» **Document text**:
########################################

Several months ago I was asked to give a talk to Leicester University Actuarial Society. Not being sure what i would want to talk about so far in advance I chose the title 'Economic heresy' as my theme. Today the moment to give the talk arrived. These were my lecture notes, offering a personal perspective on this theme:
Economic Heresy
- Heresy is a belief or opinion contrary to orthodox religious (especially Christian) doctrine
- Or as I will apply the idea today:
- Belief or opinion contrary to the neoliberal view
- And most especially a belief that:
- Tax havens do not oil the motion of globalisation
- Tax has a fundamentally beneficial role to play in society
- The role of government, fully empowered by its ability to create money for the public good, is a good thing for all in a society
- These were the foundations for my heresy
- Why be a heretic?
- Only because the evidence demands it
- Being different for the sake of it is the preserve of teenagers
- In adulthood it requires something more substantial to sustain it
- It's my belief that the prevailing interpretation of evidence cannot explain the observable facts
- Only because the evidence demands it
- Some facts
- There are tax havens
- And they persist despite efforts to curtail their activities
- Tax havens are a market imperfection
- They create opacity contrary to the requirements of efficient markets
- They are designed to increase inequality and so deny the equal access to capital on which efficient markets depend
- They are intended to create an unlevel playing field on which business can compete contrary to the requirements of efficient markets
- They reduce the accountability of capital, and yet efficient markets require that those in the marketplace be identifiable
- There are corporate taxes
- Which are essential if we are to:
- Have an effective income tax system
- Tax all trade on an equal basis
- Tax profits in the place where they arise rather than the place where the owners of companies might claim they reside
- Appropriately price the benefit that limited liability provides to the owners of capital
- Tackle the inequalities that rents, monopolies, cartels and the protected returns to capital otherwise create
- Despite which multinational companies persist in trying to avoid them however great the effort to curtail this activity
- Which are essential if we are to:
- Corporation are themselves an aberration within the market
- As Adam Smithy was quite sure of
- And the secrecy provided to their trading in far too many places, including the UK, compounds this issue
- Put tax havens, unaccountable companies and unknown owners of capital together and you get deep wells of opacity within the global market place
- This combination that I set out to challenge with others
- More facts
- There has been a Global Financial Crisis
- And another is likely
- The reaction has been austerity
- Because it was claimed there was a shortage of available taxation revenue
- And yet this was wrong
- Precise details are open to debate, but as I began to show from 2006 onwards, and as HMRC has confirmed, albeit too modestly, there is a substantial tax gap in the UK
- They say it is about £35 bn
- I think it could be £120 bn
- And this is not just the UK
- I estimate it may be €1 trillion across the EU
- Which means there never was a shortage of tax revenue
- There was instead a lack of willing to collect tax
- And a lack of willing to collect the data needed to facilitate that possibility
- From tax havens
- From companies
- Whether multinational
- Or local where in the UK 400,000 companies (or more) fail to supply the data required to tax them each year
- From the wealthy
- And on letting income
- And land transactions
- And financial flows
- All of which could be taxed, but are not
- Precise details are open to debate, but as I began to show from 2006 onwards, and as HMRC has confirmed, albeit too modestly, there is a substantial tax gap in the UK
- There has been a Global Financial Crisis
- And yet more facts
- Against which awareness I set the fact that very obviously those tasked with managing the economy either did not, or chose not, to understand money
- As a result of which they claimed that if money was to be spent by the government there was not alternative but to tax when this is not true
- Some £435 billion of QE that has cancelled all net government borrowing from 2012 to 2016 proves
- But about which there is a wall of denial even though blatantly obviously this exercise did, as it was always intended to do, create new money out of thin air for exactly this purpose, with no intention at all that the debts in question would ever be re-issued
- Meaning that vital and important as tax is, what a true understanding of it and it's relationship to money and debt provides is that it does not pay for government spending at all, but does instead act as two things
- One is as a tool of macroeconomic management
- Where firstly tax is intended to enforce the use of government created money in an economy simply be requiring that tax only be settled using it
- And secondly to control inflation by withdrawing from use the money the government creates by its spending just as bank deposits cancel the money created by bank lending
- And the other is as a tool of social policy
- To deliver redistribution of income and wealth
- To reprice market failure in the form of externalities
- To incentivise certain behaviours
- To encourage participation in democracy - because tax is the consideration in the social contract
- But none of this was recognised
- And so in support of supposed free markets, which were anything but that
- And in support of supposedly essential austerity which was again anything but that
- We got an assault on the livelihoods and wellbeing of billions of people
- And for pointing these things out I gave been considered an economic heretic
- But what have I actually done?

########################################

» **Data section**:
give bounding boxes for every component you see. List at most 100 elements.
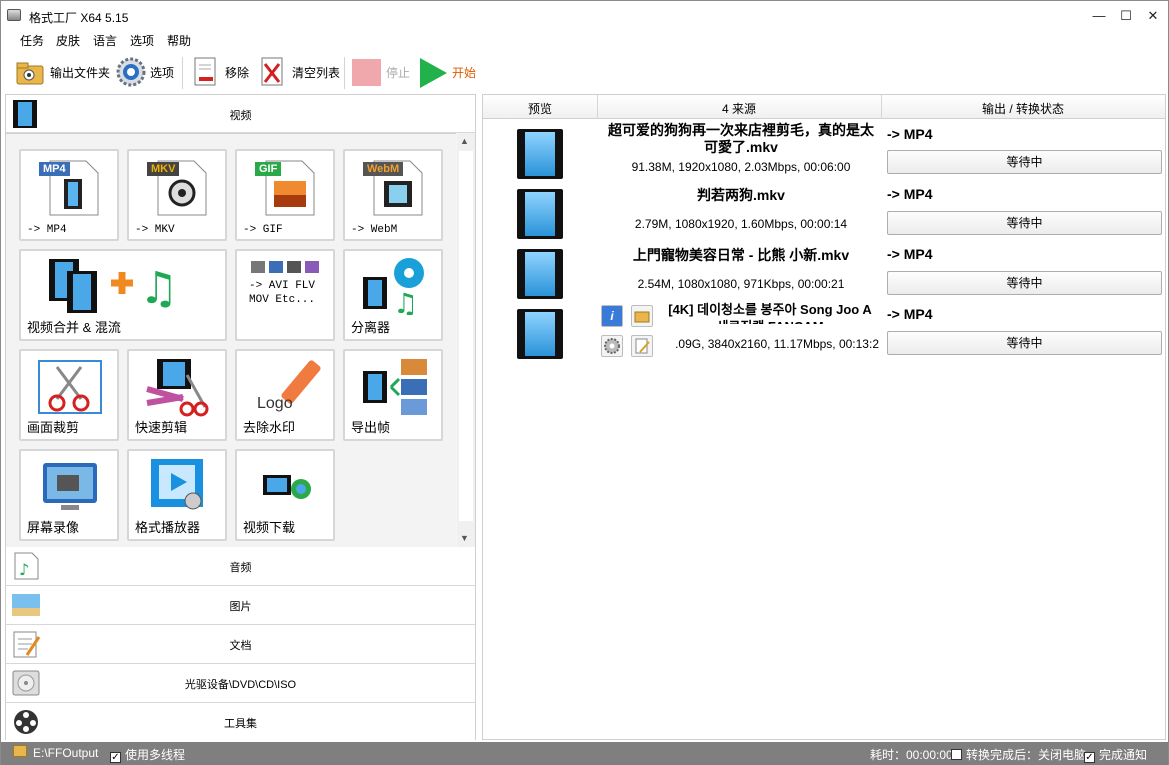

########################################

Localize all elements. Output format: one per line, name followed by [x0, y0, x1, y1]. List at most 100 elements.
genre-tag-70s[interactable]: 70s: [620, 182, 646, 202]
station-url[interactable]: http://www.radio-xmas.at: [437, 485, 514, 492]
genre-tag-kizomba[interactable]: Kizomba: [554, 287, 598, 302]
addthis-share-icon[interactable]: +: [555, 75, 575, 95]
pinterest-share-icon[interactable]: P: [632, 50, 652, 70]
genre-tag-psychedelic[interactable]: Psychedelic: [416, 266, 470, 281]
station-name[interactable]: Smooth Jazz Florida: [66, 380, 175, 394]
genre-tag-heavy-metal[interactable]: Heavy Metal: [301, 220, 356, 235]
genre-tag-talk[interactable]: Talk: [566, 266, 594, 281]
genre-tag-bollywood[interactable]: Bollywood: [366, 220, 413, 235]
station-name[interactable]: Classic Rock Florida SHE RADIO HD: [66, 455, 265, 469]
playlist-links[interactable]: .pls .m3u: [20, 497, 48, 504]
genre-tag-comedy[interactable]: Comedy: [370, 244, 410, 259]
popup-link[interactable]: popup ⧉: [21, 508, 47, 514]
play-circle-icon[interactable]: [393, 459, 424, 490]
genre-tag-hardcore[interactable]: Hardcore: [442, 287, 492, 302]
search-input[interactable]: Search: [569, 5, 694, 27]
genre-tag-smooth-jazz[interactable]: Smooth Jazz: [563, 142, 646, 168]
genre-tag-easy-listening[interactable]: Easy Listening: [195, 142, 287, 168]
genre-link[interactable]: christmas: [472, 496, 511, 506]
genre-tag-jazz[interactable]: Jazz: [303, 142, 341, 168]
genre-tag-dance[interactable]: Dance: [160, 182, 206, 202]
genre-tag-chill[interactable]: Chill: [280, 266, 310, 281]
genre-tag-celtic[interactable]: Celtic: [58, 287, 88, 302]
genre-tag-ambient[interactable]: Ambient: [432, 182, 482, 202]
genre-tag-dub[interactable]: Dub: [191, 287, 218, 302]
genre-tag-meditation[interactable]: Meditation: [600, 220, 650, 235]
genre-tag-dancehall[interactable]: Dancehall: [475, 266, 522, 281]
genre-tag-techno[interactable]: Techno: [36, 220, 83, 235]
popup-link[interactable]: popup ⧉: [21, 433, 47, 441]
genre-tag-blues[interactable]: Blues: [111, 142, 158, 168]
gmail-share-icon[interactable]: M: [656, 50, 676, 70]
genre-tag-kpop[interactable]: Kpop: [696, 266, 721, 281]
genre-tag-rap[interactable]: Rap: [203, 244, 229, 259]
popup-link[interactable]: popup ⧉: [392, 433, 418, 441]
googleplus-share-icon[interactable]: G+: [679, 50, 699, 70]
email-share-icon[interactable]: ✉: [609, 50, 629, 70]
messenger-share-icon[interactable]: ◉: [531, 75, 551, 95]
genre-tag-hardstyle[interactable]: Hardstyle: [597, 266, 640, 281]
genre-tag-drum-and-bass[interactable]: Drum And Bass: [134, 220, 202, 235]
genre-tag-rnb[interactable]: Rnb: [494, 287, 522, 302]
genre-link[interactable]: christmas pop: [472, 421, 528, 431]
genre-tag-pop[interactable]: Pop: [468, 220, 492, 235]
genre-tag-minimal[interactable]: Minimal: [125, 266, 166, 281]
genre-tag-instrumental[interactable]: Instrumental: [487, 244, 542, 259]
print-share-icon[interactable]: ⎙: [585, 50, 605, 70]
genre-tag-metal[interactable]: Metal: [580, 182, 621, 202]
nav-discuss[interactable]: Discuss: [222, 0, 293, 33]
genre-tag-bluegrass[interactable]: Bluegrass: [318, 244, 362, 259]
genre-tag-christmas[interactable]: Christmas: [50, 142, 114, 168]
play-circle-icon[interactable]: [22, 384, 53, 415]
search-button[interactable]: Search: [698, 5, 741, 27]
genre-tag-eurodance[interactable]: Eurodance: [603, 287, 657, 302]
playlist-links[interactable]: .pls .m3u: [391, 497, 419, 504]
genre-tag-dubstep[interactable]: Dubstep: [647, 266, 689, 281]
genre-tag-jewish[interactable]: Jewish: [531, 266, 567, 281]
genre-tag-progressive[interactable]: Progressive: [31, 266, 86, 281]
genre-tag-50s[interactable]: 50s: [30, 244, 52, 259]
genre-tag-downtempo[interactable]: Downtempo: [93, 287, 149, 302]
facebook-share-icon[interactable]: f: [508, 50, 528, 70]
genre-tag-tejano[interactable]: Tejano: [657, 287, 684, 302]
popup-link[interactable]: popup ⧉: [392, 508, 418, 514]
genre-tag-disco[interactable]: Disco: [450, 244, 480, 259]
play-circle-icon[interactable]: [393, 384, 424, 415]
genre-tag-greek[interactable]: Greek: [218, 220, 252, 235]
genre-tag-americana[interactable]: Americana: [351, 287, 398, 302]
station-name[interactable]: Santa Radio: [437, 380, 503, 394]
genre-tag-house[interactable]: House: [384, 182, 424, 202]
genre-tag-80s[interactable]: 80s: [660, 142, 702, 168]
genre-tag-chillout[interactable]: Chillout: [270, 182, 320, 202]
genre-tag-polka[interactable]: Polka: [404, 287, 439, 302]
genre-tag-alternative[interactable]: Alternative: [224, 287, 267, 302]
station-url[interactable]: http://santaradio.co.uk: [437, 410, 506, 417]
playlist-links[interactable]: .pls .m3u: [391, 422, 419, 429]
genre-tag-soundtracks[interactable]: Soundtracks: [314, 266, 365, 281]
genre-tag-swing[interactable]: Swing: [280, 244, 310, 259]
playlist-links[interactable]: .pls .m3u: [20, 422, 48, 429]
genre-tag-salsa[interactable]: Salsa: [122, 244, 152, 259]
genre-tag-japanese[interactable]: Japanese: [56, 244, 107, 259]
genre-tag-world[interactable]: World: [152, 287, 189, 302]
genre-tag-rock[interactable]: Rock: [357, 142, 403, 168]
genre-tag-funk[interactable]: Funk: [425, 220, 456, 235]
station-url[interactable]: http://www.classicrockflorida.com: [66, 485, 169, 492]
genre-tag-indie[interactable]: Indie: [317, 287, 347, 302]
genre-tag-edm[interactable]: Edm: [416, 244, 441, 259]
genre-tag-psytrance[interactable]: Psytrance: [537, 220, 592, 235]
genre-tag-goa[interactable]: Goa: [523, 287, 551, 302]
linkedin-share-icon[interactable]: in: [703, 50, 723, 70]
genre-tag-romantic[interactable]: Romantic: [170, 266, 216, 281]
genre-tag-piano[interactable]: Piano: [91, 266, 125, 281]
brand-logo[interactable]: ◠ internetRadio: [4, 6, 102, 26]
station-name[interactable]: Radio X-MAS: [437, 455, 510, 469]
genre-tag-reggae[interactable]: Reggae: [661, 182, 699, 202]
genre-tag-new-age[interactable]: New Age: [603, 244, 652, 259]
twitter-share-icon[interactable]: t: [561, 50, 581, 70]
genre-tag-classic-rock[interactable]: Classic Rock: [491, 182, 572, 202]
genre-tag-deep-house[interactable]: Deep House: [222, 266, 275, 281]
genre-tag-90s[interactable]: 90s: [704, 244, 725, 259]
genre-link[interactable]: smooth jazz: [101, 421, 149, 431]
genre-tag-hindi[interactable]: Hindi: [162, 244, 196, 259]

########################################

» **What the task asks**: In the lecture notes on economic heresy, how large does the author think the UK tax gap could be?

» **The solution**: About £120 bn.